------ Extracted information

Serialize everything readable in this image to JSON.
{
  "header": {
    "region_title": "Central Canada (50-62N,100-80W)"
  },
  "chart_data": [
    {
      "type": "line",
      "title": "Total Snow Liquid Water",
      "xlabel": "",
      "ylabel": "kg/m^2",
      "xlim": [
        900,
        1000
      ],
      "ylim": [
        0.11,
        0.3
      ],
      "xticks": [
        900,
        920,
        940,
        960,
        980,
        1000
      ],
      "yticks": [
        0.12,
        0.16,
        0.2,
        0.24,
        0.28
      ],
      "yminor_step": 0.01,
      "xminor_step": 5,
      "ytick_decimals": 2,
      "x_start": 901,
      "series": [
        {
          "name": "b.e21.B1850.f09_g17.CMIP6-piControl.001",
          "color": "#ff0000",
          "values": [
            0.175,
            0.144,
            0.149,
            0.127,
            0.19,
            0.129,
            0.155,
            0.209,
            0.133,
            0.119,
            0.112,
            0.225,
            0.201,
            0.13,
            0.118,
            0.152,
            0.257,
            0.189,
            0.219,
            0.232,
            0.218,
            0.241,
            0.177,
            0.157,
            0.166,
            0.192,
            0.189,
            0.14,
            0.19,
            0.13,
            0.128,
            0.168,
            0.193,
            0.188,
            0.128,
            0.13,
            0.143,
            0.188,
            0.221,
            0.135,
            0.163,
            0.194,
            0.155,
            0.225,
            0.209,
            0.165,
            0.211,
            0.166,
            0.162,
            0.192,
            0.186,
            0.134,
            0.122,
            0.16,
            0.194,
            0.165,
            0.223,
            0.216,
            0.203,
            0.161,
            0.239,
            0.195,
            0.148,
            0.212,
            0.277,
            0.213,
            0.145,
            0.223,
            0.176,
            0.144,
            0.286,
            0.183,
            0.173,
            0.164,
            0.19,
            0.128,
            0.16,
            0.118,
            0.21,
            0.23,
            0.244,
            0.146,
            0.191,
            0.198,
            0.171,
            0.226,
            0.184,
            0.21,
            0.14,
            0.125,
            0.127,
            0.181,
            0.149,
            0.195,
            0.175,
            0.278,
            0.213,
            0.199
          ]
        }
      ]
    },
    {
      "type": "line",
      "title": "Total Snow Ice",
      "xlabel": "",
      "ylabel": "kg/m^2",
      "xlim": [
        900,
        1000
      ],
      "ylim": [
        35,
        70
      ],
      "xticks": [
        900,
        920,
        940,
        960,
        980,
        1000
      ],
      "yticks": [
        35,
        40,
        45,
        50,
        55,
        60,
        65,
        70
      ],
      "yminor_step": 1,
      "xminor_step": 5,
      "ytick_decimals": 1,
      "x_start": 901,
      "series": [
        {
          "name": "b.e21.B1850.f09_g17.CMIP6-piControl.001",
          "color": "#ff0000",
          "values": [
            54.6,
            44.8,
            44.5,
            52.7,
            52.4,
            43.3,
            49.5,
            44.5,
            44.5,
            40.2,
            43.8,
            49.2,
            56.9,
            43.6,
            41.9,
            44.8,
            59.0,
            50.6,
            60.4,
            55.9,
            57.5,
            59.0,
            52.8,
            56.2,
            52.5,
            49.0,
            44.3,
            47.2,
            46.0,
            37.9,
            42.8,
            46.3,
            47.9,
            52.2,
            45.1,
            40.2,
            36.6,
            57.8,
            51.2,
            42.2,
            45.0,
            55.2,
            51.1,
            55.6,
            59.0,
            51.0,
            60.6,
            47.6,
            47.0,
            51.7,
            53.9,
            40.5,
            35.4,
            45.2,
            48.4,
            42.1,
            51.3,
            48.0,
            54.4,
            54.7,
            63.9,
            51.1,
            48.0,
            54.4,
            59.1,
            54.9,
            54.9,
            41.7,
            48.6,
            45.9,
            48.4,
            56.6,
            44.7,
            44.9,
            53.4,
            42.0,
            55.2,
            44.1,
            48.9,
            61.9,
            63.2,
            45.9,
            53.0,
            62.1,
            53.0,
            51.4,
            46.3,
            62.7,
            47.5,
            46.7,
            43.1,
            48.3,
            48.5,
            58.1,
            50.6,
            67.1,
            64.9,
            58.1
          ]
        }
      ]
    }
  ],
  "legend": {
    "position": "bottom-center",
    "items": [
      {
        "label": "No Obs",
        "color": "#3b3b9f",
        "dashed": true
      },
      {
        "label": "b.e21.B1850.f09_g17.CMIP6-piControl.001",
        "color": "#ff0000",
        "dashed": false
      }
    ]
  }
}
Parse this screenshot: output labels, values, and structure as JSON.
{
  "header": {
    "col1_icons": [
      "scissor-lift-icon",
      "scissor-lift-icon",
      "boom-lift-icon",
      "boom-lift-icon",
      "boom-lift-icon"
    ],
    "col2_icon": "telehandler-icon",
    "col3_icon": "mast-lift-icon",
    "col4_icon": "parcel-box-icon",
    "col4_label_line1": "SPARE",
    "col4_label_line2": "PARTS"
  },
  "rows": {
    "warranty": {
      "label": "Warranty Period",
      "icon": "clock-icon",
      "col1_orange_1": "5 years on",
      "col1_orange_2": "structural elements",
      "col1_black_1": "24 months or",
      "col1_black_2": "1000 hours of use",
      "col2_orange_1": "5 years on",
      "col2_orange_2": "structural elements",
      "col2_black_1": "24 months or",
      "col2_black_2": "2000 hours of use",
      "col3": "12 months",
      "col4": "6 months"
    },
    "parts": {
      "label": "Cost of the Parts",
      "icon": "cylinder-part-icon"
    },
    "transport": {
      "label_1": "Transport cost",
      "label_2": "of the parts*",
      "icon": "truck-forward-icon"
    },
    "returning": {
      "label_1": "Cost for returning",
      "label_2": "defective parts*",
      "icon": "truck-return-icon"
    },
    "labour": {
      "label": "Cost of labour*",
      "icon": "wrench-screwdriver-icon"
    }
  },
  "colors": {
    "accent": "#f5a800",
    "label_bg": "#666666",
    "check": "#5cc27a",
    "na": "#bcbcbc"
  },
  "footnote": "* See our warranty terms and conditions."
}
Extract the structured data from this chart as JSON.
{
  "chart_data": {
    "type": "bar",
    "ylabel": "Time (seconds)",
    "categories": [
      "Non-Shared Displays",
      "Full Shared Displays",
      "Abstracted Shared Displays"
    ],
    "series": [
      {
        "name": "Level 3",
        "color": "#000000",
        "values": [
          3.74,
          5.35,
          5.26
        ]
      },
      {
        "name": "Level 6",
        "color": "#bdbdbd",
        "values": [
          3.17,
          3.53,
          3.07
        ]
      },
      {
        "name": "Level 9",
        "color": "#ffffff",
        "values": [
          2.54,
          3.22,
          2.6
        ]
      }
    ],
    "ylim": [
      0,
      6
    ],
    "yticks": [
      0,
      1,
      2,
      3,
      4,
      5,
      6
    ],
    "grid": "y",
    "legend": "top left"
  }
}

------------

=== Exercise objective ===
Every line from the one containing "Extract the structured" through the end of the data must be repeated exactly, and no other line.

=== Answer to this exercise ===
Extract the structured data from this chart as JSON.
{
  "chart_data": {
    "type": "bar",
    "ylabel": "Time (seconds)",
    "categories": [
      "Non-Shared Displays",
      "Full Shared Displays",
      "Abstracted Shared Displays"
    ],
    "series": [
      {
        "name": "Level 3",
        "color": "#000000",
        "values": [
          3.74,
          5.35,
          5.26
        ]
      },
      {
        "name": "Level 6",
        "color": "#bdbdbd",
        "values": [
          3.17,
          3.53,
          3.07
        ]
      },
      {
        "name": "Level 9",
        "color": "#ffffff",
        "values": [
          2.54,
          3.22,
          2.6
        ]
      }
    ],
    "ylim": [
      0,
      6
    ],
    "yticks": [
      0,
      1,
      2,
      3,
      4,
      5,
      6
    ],
    "grid": "y",
    "legend": "top left"
  }
}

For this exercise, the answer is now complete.